### Directive
Give nothing except the number of lines containing the word "involves".

### Data shown
## start

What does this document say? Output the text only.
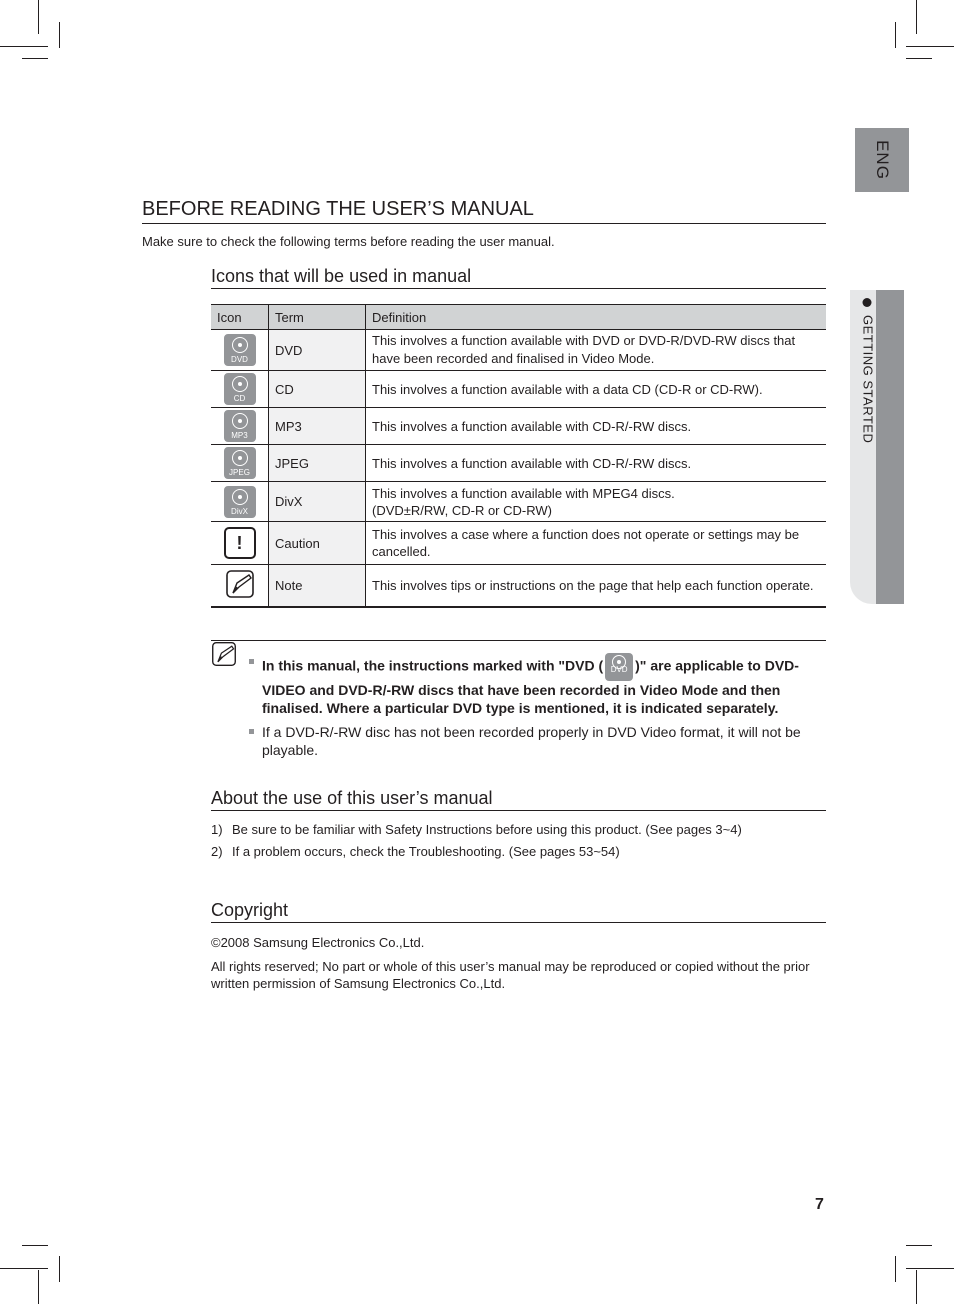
ENG
GETTING STARTED
BEFORE READING THE USER’S MANUAL
Make sure to check the following terms before reading the user manual.
Icons that will be used in manual
Icon	Term	Definition

DVD	DVD	This involves a function available with DVD or DVD-R/DVD-RW discs that have been recorded and finalised in Video Mode.

CD	CD	This involves a function available with a data CD (CD-R or CD-RW).

MP3	MP3	This involves a function available with CD-R/-RW discs.

JPEG	JPEG	This involves a function available with CD-R/-RW discs.

DivX	DivX	This involves a function available with MPEG4 discs.
(DVD±R/RW, CD-R or CD-RW)

!	Caution	This involves a case where a function does not operate or settings may be cancelled.
	Note	This involves tips or instructions on the page that help each function operate.
In this manual, the instructions marked with "DVD ( DVD )" are applicable to DVD-VIDEO and DVD-R/-RW discs that have been recorded in Video Mode and then finalised. Where a particular DVD type is mentioned, it is indicated separately.
If a DVD-R/-RW disc has not been recorded properly in DVD Video format, it will not be playable.
About the use of this user’s manual
1) Be sure to be familiar with Safety Instructions before using this product. (See pages 3~4)
2) If a problem occurs, check the Troubleshooting. (See pages 53~54)
Copyright

©2008 Samsung Electronics Co.,Ltd.

All rights reserved; No part or whole of this user’s manual may be reproduced or copied without the prior written permission of Samsung Electronics Co.,Ltd.

7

## end

### Reply to the exercise
7